(Collected data)
[Start]

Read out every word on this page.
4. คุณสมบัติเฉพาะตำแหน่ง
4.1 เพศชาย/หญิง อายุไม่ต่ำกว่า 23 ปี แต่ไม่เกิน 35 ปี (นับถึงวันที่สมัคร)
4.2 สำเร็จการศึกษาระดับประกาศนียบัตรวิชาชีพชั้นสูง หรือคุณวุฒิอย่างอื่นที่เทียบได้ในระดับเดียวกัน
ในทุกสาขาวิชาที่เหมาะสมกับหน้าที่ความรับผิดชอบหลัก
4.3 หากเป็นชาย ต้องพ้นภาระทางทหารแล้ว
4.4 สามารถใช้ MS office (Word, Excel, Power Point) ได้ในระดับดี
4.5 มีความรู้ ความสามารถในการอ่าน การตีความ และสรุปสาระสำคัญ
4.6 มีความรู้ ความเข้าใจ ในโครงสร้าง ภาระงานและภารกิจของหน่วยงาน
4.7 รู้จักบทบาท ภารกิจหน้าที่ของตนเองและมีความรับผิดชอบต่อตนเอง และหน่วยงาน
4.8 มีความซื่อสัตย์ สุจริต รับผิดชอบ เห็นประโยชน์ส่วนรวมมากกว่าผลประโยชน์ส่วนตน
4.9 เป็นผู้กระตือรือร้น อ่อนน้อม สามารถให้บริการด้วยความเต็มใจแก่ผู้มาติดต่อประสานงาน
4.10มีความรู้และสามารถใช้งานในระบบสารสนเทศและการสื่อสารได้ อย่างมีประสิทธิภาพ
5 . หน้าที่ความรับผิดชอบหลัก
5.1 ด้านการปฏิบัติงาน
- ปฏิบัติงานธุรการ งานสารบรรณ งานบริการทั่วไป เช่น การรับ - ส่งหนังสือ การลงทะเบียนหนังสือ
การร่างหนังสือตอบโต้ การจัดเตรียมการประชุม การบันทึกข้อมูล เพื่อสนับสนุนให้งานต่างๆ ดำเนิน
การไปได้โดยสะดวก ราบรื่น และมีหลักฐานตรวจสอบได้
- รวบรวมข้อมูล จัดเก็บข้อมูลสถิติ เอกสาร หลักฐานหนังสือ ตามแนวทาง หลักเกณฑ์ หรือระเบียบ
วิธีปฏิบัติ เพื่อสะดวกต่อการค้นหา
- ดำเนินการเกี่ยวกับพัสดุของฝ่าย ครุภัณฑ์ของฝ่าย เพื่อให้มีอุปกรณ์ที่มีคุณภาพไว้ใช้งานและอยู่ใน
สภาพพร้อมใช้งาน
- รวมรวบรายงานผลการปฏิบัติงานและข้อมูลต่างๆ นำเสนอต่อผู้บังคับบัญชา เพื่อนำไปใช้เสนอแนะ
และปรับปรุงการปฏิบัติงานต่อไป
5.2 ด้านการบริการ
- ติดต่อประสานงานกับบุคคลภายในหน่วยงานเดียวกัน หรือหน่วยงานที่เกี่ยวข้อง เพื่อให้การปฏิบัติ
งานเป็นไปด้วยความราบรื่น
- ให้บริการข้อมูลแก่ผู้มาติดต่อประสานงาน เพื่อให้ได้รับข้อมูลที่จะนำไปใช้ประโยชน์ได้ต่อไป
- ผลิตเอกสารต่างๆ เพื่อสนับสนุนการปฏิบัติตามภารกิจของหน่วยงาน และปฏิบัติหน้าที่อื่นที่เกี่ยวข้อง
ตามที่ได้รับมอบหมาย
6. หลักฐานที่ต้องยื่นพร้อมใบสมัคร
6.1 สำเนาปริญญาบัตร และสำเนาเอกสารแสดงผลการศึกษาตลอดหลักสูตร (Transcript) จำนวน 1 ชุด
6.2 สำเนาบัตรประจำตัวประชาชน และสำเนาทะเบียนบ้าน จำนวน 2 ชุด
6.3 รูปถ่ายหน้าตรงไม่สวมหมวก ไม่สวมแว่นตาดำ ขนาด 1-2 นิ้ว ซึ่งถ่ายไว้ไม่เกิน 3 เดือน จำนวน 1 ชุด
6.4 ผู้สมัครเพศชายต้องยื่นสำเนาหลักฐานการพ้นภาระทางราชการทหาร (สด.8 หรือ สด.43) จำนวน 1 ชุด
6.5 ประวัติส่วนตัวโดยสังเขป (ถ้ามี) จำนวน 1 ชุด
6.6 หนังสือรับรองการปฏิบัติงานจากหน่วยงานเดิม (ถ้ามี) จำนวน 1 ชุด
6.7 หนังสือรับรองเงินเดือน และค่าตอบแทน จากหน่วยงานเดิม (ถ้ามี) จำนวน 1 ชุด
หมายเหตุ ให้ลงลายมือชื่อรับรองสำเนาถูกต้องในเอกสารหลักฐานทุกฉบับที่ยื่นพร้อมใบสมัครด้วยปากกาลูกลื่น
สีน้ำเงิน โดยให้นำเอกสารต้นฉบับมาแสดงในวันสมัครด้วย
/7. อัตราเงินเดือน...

[End]

◆ EXERCISE REQUIREMENTS
Exactly reproduce all of the entries.

◆ SOLVED EXERCISE
Read out every word on this page.
4. คุณสมบัติเฉพาะตำแหน่ง
4.1 เพศชาย/หญิง อายุไม่ต่ำกว่า 23 ปี แต่ไม่เกิน 35 ปี (นับถึงวันที่สมัคร)
4.2 สำเร็จการศึกษาระดับประกาศนียบัตรวิชาชีพชั้นสูง หรือคุณวุฒิอย่างอื่นที่เทียบได้ในระดับเดียวกัน
ในทุกสาขาวิชาที่เหมาะสมกับหน้าที่ความรับผิดชอบหลัก
4.3 หากเป็นชาย ต้องพ้นภาระทางทหารแล้ว
4.4 สามารถใช้ MS office (Word, Excel, Power Point) ได้ในระดับดี
4.5 มีความรู้ ความสามารถในการอ่าน การตีความ และสรุปสาระสำคัญ
4.6 มีความรู้ ความเข้าใจ ในโครงสร้าง ภาระงานและภารกิจของหน่วยงาน
4.7 รู้จักบทบาท ภารกิจหน้าที่ของตนเองและมีความรับผิดชอบต่อตนเอง และหน่วยงาน
4.8 มีความซื่อสัตย์ สุจริต รับผิดชอบ เห็นประโยชน์ส่วนรวมมากกว่าผลประโยชน์ส่วนตน
4.9 เป็นผู้กระตือรือร้น อ่อนน้อม สามารถให้บริการด้วยความเต็มใจแก่ผู้มาติดต่อประสานงาน
4.10มีความรู้และสามารถใช้งานในระบบสารสนเทศและการสื่อสารได้ อย่างมีประสิทธิภาพ
5 . หน้าที่ความรับผิดชอบหลัก
5.1 ด้านการปฏิบัติงาน
- ปฏิบัติงานธุรการ งานสารบรรณ งานบริการทั่วไป เช่น การรับ - ส่งหนังสือ การลงทะเบียนหนังสือ
การร่างหนังสือตอบโต้ การจัดเตรียมการประชุม การบันทึกข้อมูล เพื่อสนับสนุนให้งานต่างๆ ดำเนิน
การไปได้โดยสะดวก ราบรื่น และมีหลักฐานตรวจสอบได้
- รวบรวมข้อมูล จัดเก็บข้อมูลสถิติ เอกสาร หลักฐานหนังสือ ตามแนวทาง หลักเกณฑ์ หรือระเบียบ
วิธีปฏิบัติ เพื่อสะดวกต่อการค้นหา
- ดำเนินการเกี่ยวกับพัสดุของฝ่าย ครุภัณฑ์ของฝ่าย เพื่อให้มีอุปกรณ์ที่มีคุณภาพไว้ใช้งานและอยู่ใน
สภาพพร้อมใช้งาน
- รวมรวบรายงานผลการปฏิบัติงานและข้อมูลต่างๆ นำเสนอต่อผู้บังคับบัญชา เพื่อนำไปใช้เสนอแนะ
และปรับปรุงการปฏิบัติงานต่อไป
5.2 ด้านการบริการ
- ติดต่อประสานงานกับบุคคลภายในหน่วยงานเดียวกัน หรือหน่วยงานที่เกี่ยวข้อง เพื่อให้การปฏิบัติ
งานเป็นไปด้วยความราบรื่น
- ให้บริการข้อมูลแก่ผู้มาติดต่อประสานงาน เพื่อให้ได้รับข้อมูลที่จะนำไปใช้ประโยชน์ได้ต่อไป
- ผลิตเอกสารต่างๆ เพื่อสนับสนุนการปฏิบัติตามภารกิจของหน่วยงาน และปฏิบัติหน้าที่อื่นที่เกี่ยวข้อง
ตามที่ได้รับมอบหมาย
6. หลักฐานที่ต้องยื่นพร้อมใบสมัคร
6.1 สำเนาปริญญาบัตร และสำเนาเอกสารแสดงผลการศึกษาตลอดหลักสูตร (Transcript) จำนวน 1 ชุด
6.2 สำเนาบัตรประจำตัวประชาชน และสำเนาทะเบียนบ้าน จำนวน 2 ชุด
6.3 รูปถ่ายหน้าตรงไม่สวมหมวก ไม่สวมแว่นตาดำ ขนาด 1-2 นิ้ว ซึ่งถ่ายไว้ไม่เกิน 3 เดือน จำนวน 1 ชุด
6.4 ผู้สมัครเพศชายต้องยื่นสำเนาหลักฐานการพ้นภาระทางราชการทหาร (สด.8 หรือ สด.43) จำนวน 1 ชุด
6.5 ประวัติส่วนตัวโดยสังเขป (ถ้ามี) จำนวน 1 ชุด
6.6 หนังสือรับรองการปฏิบัติงานจากหน่วยงานเดิม (ถ้ามี) จำนวน 1 ชุด
6.7 หนังสือรับรองเงินเดือน และค่าตอบแทน จากหน่วยงานเดิม (ถ้ามี) จำนวน 1 ชุด
หมายเหตุ ให้ลงลายมือชื่อรับรองสำเนาถูกต้องในเอกสารหลักฐานทุกฉบับที่ยื่นพร้อมใบสมัครด้วยปากกาลูกลื่น
สีน้ำเงิน โดยให้นำเอกสารต้นฉบับมาแสดงในวันสมัครด้วย
/7. อัตราเงินเดือน...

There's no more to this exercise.